# Dataset rows
━━━━━━━━━━━━━━━━
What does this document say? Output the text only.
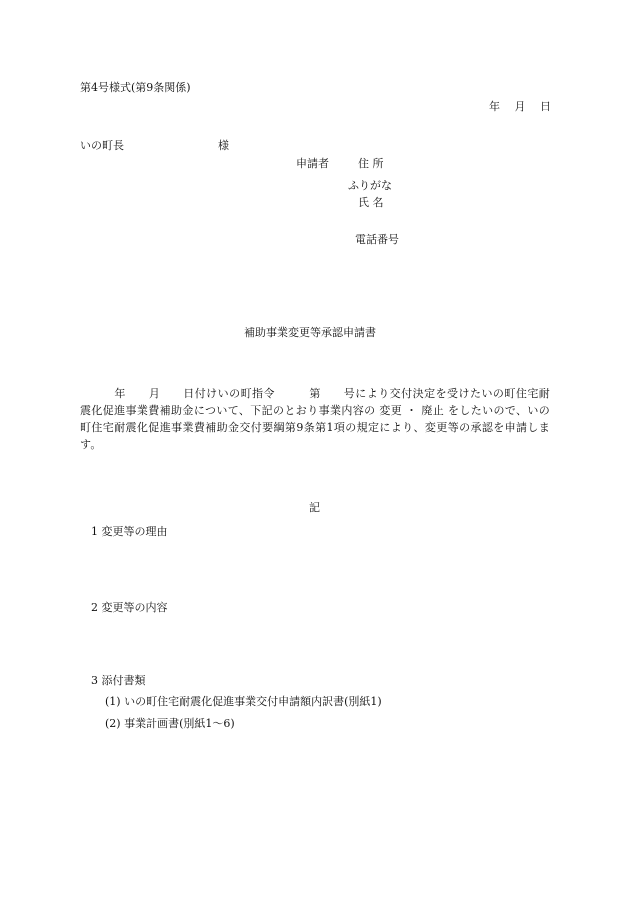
第4号様式(第9条関係)
年　 月　 日
いの町長	様
申請者	住 所
ふりがな
氏 名
電話番号
補助事業変更等承認申請書
　　　年　　月　　日付けいの町指令　　　第　　号により交付決定を受けたいの町住宅耐震化促進事業費補助金について、下記のとおり事業内容の 変更 ・ 廃止 をしたいので、いの町住宅耐震化促進事業費補助金交付要綱第9条第1項の規定により、変更等の承認を申請します。
記
1 変更等の理由
2 変更等の内容
3 添付書類
(1) いの町住宅耐震化促進事業交付申請額内訳書(別紙1)
(2) 事業計画書(別紙1〜6)
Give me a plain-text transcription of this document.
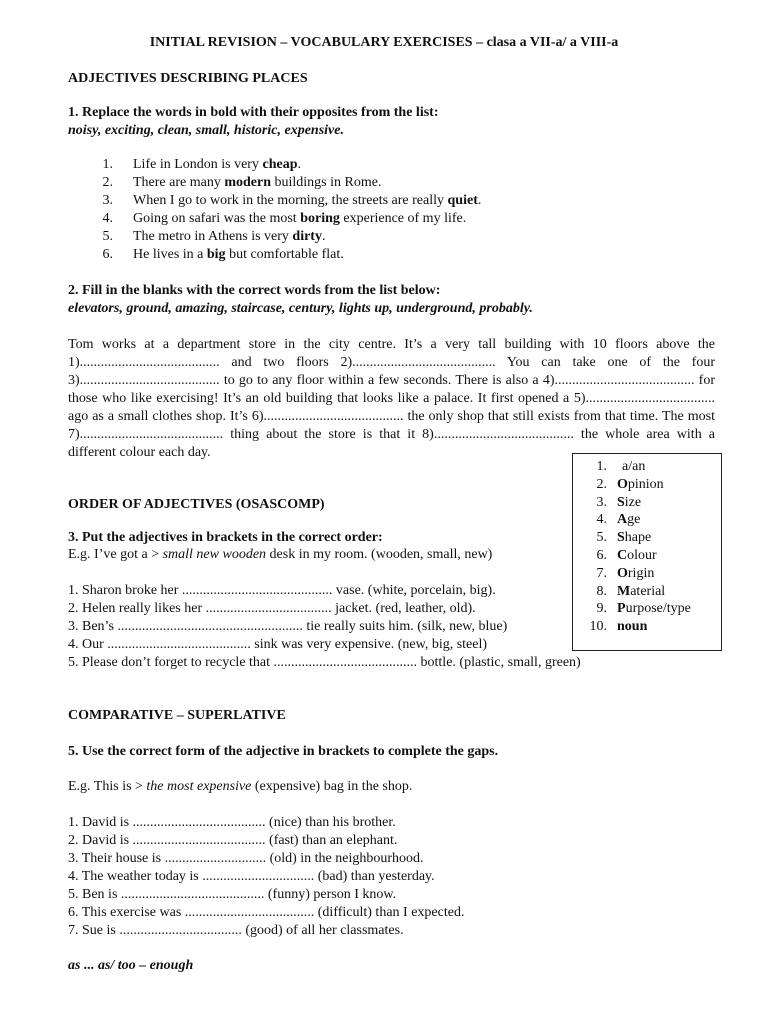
INITIAL REVISION – VOCABULARY EXERCISES – clasa a VII-a/ a VIII-a
ADJECTIVES DESCRIBING PLACES
1. Replace the words in bold with their opposites from the list:
noisy, exciting, clean, small, historic, expensive.
1. Life in London is very cheap.
2. There are many modern buildings in Rome.
3. When I go to work in the morning, the streets are really quiet.
4. Going on safari was the most boring experience of my life.
5. The metro in Athens is very dirty.
6. He lives in a big but comfortable flat.
2. Fill in the blanks with the correct words from the list below:
elevators, ground, amazing, staircase, century, lights up, underground, probably.

Tom works at a department store in the city centre. It’s a very tall building with 10 floors above the 1)........................................ and two floors 2)......................................... You can take one of the four 3)........................................ to go to any floor within a few seconds. There is also a 4)........................................ for those who like exercising! It’s an old building that looks like a palace. It first opened a 5)..................................... ago as a small clothes shop. It’s 6)........................................ the only shop that still exists from that time. The most 7)......................................... thing about the store is that it 8)........................................ the whole area with a different colour each day.

1. a/an
2. Opinion
3. Size
4. Age
5. Shape
6. Colour
7. Origin
8. Material
9. Purpose/type
10. noun
ORDER OF ADJECTIVES (OSASCOMP)
3. Put the adjectives in brackets in the correct order:
E.g. I’ve got a > small new wooden desk in my room. (wooden, small, new)
1. Sharon broke her ........................................... vase. (white, porcelain, big).
2. Helen really likes her .................................... jacket. (red, leather, old).
3. Ben’s ..................................................... tie really suits him. (silk, new, blue)
4. Our ......................................... sink was very expensive. (new, big, steel)
5. Please don’t forget to recycle that ......................................... bottle. (plastic, small, green)
COMPARATIVE – SUPERLATIVE
5. Use the correct form of the adjective in brackets to complete the gaps.
E.g. This is > the most expensive (expensive) bag in the shop.
1. David is ...................................... (nice) than his brother.
2. David is ...................................... (fast) than an elephant.
3. Their house is ............................. (old) in the neighbourhood.
4. The weather today is ................................ (bad) than yesterday.
5. Ben is ......................................... (funny) person I know.
6. This exercise was ..................................... (difficult) than I expected.
7. Sue is ................................... (good) of all her classmates.
as ... as/ too – enough
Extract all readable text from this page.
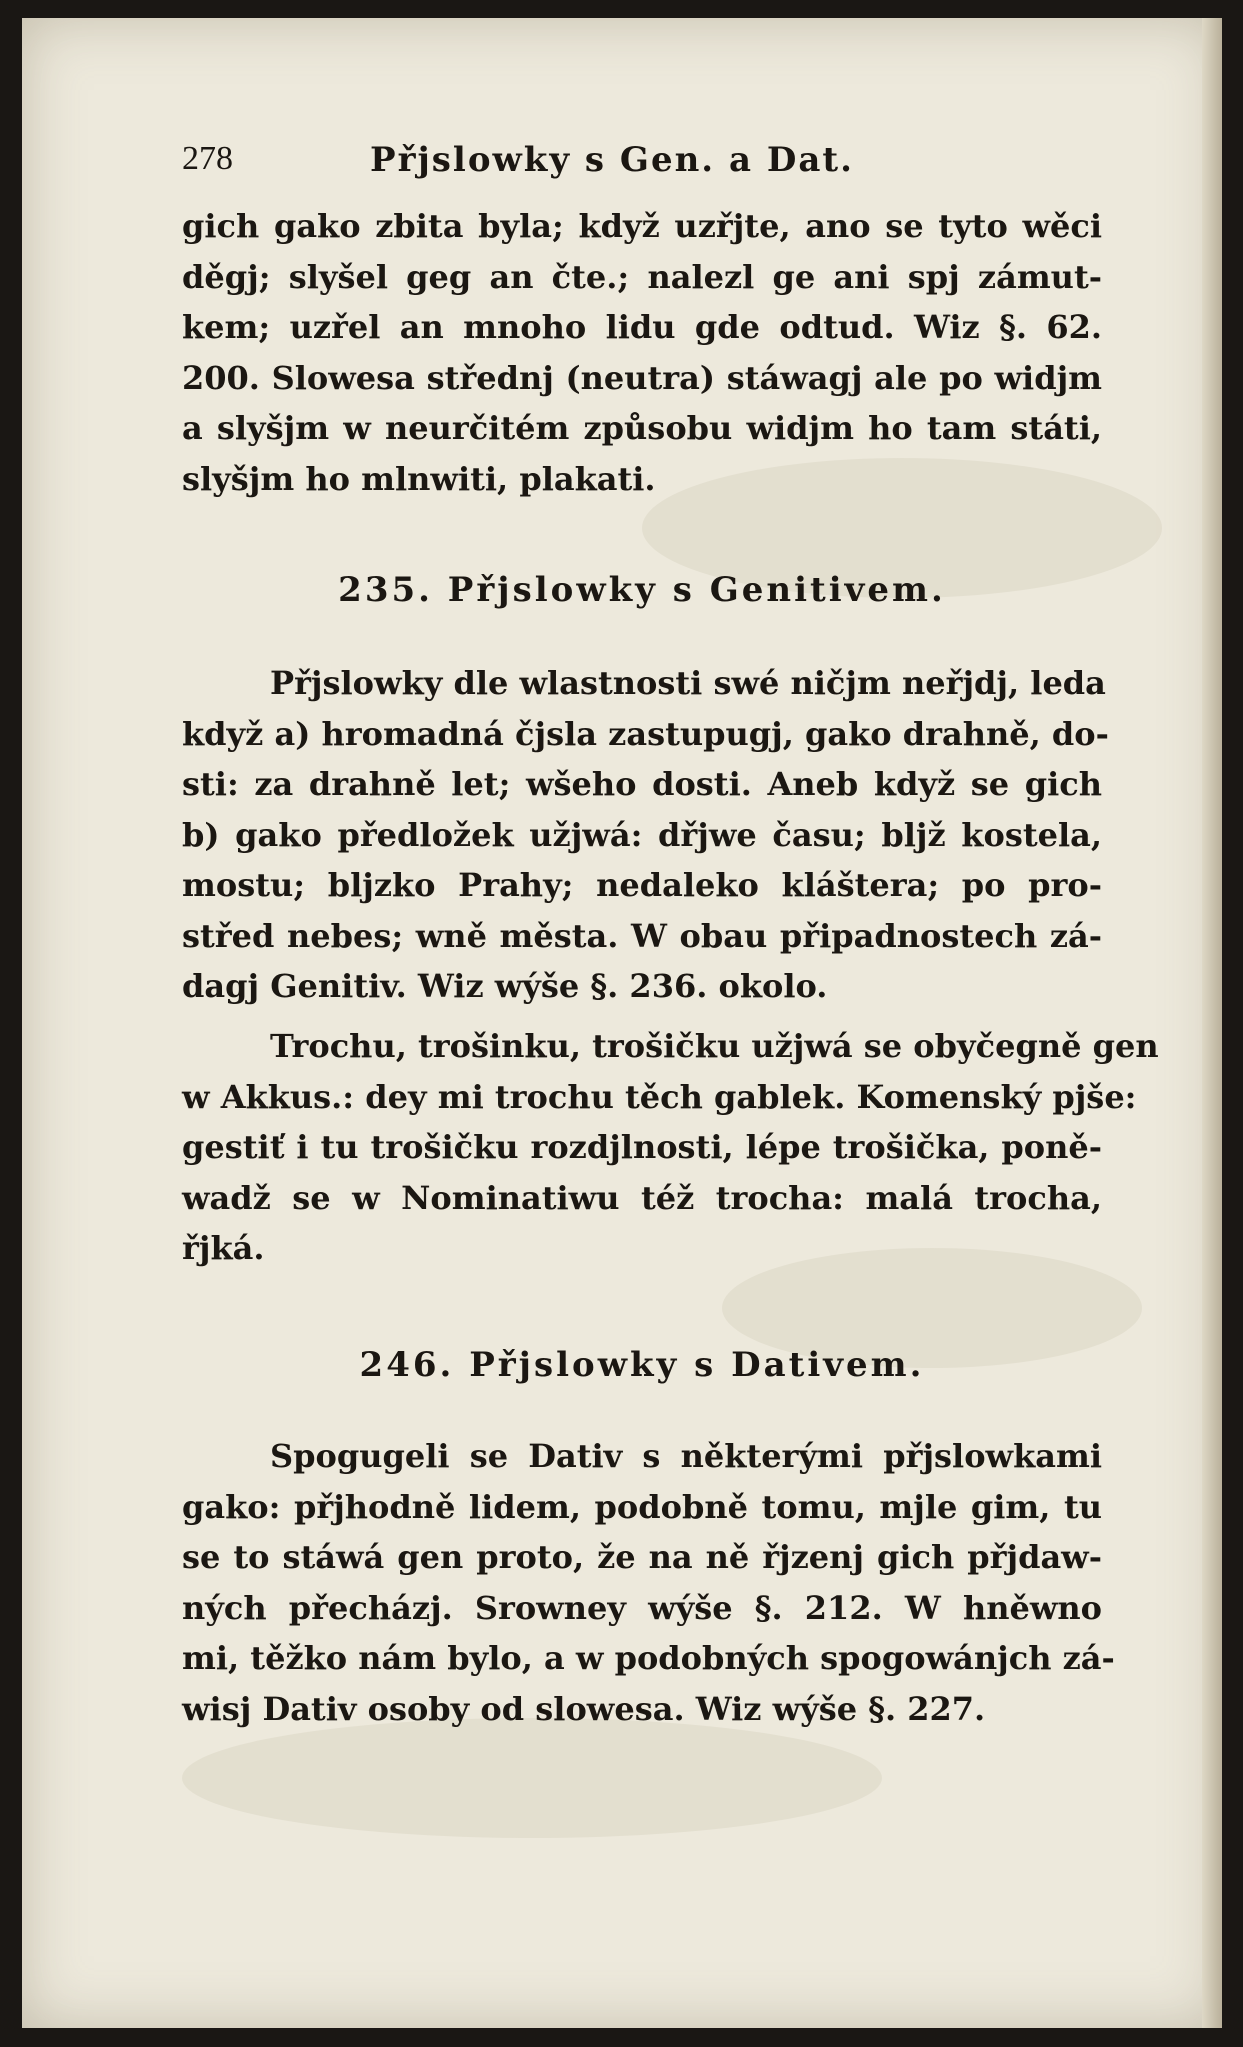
278	Přjslowky s Gen. a Dat.
gich gako zbita byla; když uzřjte, ano se tyto wěci
děgj; slyšel geg an čte.; nalezl ge ani spj zámut-
kem; uzřel an mnoho lidu gde odtud. Wiz §. 62.
200. Slowesa střednj (neutra) stáwagj ale po widjm
a slyšjm w neurčitém způsobu widjm ho tam státi,
slyšjm ho mlnwiti, plakati.
235. Přjslowky s Genitivem.
Přjslowky dle wlastnosti swé ničjm neřjdj, leda
když a) hromadná čjsla zastupugj, gako drahně, do-
sti: za drahně let; wšeho dosti. Aneb když se gich
b) gako předložek užjwá: dřjwe času; bljž kostela,
mostu; bljzko Prahy; nedaleko kláštera; po pro-
střed nebes; wně města. W obau připadnostech zá-
dagj Genitiv. Wiz wýše §. 236. okolo.
Trochu, trošinku, trošičku užjwá se obyčegně gen
w Akkus.: dey mi trochu těch gablek. Komenský pjše:
gestiť i tu trošičku rozdjlnosti, lépe trošička, poně-
wadž se w Nominatiwu též trocha: malá trocha,
řjká.
246. Přjslowky s Dativem.
Spogugeli se Dativ s některými přjslowkami
gako: přjhodně lidem, podobně tomu, mjle gim, tu
se to stáwá gen proto, že na ně řjzenj gich přjdaw-
ných přecházj. Srowney wýše §. 212. W hněwno
mi, těžko nám bylo, a w podobných spogowánjch zá-
wisj Dativ osoby od slowesa. Wiz wýše §. 227.
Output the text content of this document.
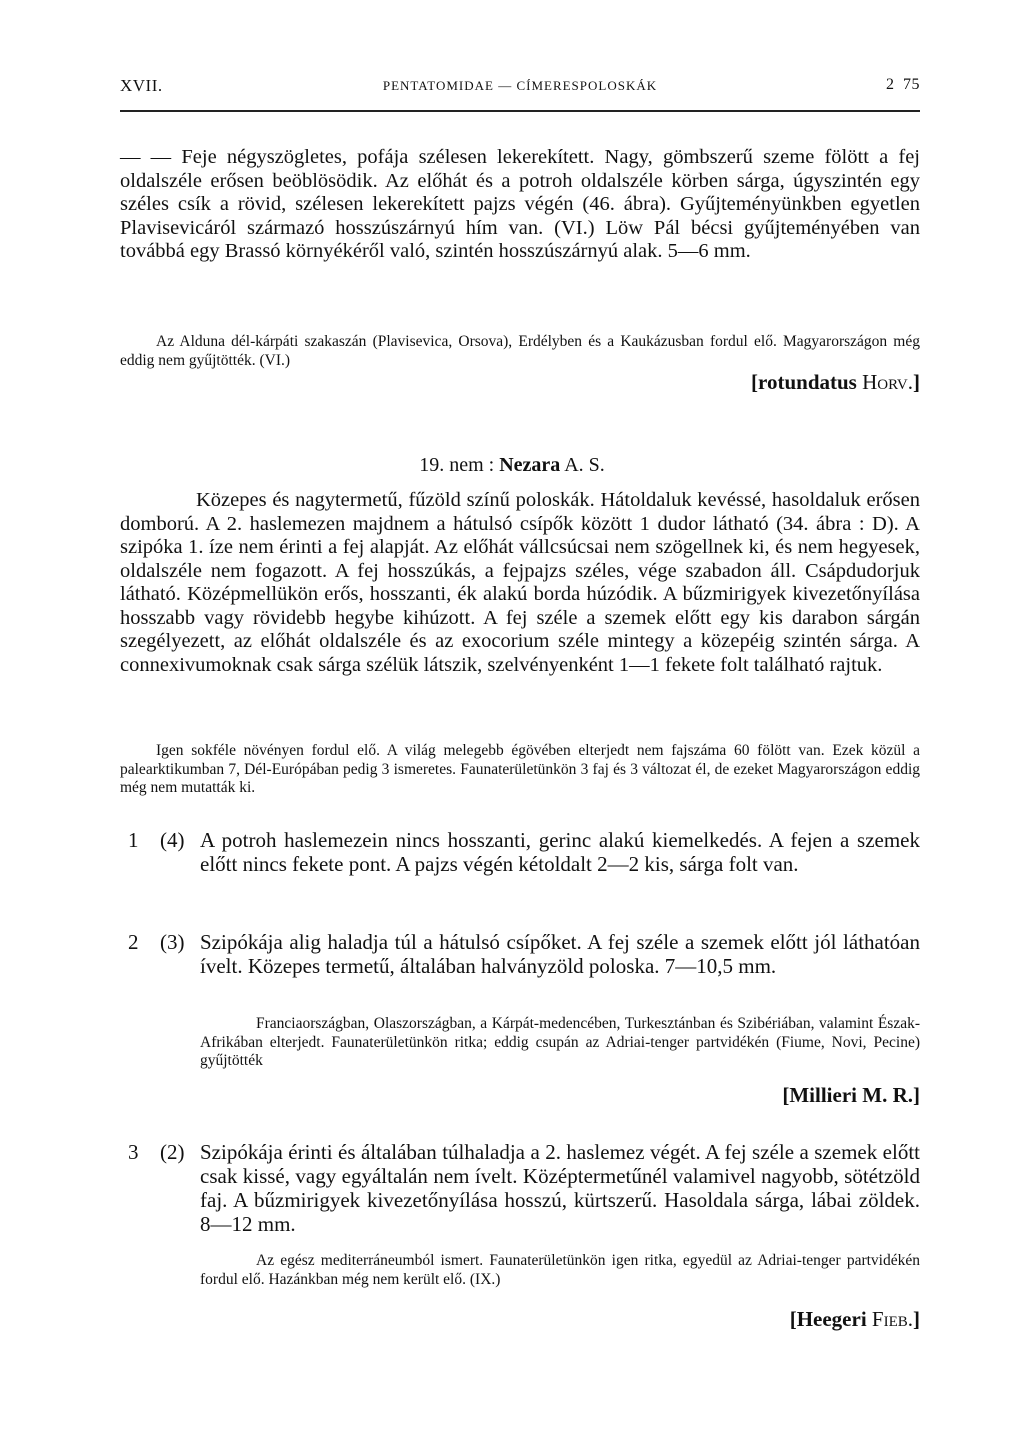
XVII.	PENTATOMIDAE — CÍMERESPOLOSKÁK	2 75
— — Feje négyszögletes, pofája szélesen lekerekített. Nagy, gömbszerű szeme fölött a fej oldalszéle erősen beöblösödik. Az előhát és a potroh oldalszéle körben sárga, úgyszintén egy széles csík a rövid, szélesen lekerekített pajzs végén (46. ábra). Gyűjteményünkben egyetlen Plavisevicáról származó hosszúszárnyú hím van. (VI.) Löw Pál bécsi gyűjteményében van továbbá egy Brassó környékéről való, szintén hosszúszárnyú alak. 5—6 mm.
Az Alduna dél-kárpáti szakaszán (Plavisevica, Orsova), Erdélyben és a Kaukázusban fordul elő. Magyarországon még eddig nem gyűjtötték. (VI.)
[rotundatus Horv.]
19. nem : Nezara A. S.
Közepes és nagytermetű, fűzöld színű poloskák. Hátoldaluk kevéssé, hasoldaluk erősen domború. A 2. haslemezen majdnem a hátulsó csípők között 1 dudor látható (34. ábra : D). A szipóka 1. íze nem érinti a fej alapját. Az előhát vállcsúcsai nem szögellnek ki, és nem hegyesek, oldalszéle nem fogazott. A fej hosszúkás, a fejpajzs széles, vége szabadon áll. Csápdudorjuk látható. Középmellükön erős, hosszanti, ék alakú borda húzódik. A bűzmirigyek kivezetőnyílása hosszabb vagy rövidebb hegybe kihúzott. A fej széle a szemek előtt egy kis darabon sárgán szegélyezett, az előhát oldalszéle és az exocorium széle mintegy a közepéig szintén sárga. A connexivumoknak csak sárga szélük látszik, szelvényenként 1—1 fekete folt található rajtuk.
Igen sokféle növényen fordul elő. A világ melegebb égövében elterjedt nem fajszáma 60 fölött van. Ezek közül a palearktikumban 7, Dél-Európában pedig 3 ismeretes. Faunaterületünkön 3 faj és 3 változat él, de ezeket Magyarországon eddig még nem mutatták ki.
1 (4) A potroh haslemezein nincs hosszanti, gerinc alakú kiemelkedés. A fejen a szemek előtt nincs fekete pont. A pajzs végén kétoldalt 2—2 kis, sárga folt van.
2 (3) Szipókája alig haladja túl a hátulsó csípőket. A fej széle a szemek előtt jól láthatóan ívelt. Közepes termetű, általában halványzöld poloska. 7—10,5 mm.
Franciaországban, Olaszországban, a Kárpát-medencében, Turkesztánban és Szibériában, valamint Észak-Afrikában elterjedt. Faunaterületünkön ritka; eddig csupán az Adriai-tenger partvidékén (Fiume, Novi, Pecine) gyűjtötték
[Millieri M. R.]
3 (2) Szipókája érinti és általában túlhaladja a 2. haslemez végét. A fej széle a szemek előtt csak kissé, vagy egyáltalán nem ívelt. Középtermetűnél valamivel nagyobb, sötétzöld faj. A bűzmirigyek kivezetőnyílása hosszú, kürtszerű. Hasoldala sárga, lábai zöldek. 8—12 mm.
Az egész mediterráneumból ismert. Faunaterületünkön igen ritka, egyedül az Adriai-tenger partvidékén fordul elő. Hazánkban még nem került elő. (IX.)
[Heegeri Fieb.]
━━━━━━━━━━━━━━━━
# Instructions to follow
Track down the lines that include the word "trošičku" and copy them.

# Output of the task
Trochu, trošinku, trošičku užjwá se obyčegně gen
gestiť i tu trošičku rozdjlnosti, lépe trošička, poně-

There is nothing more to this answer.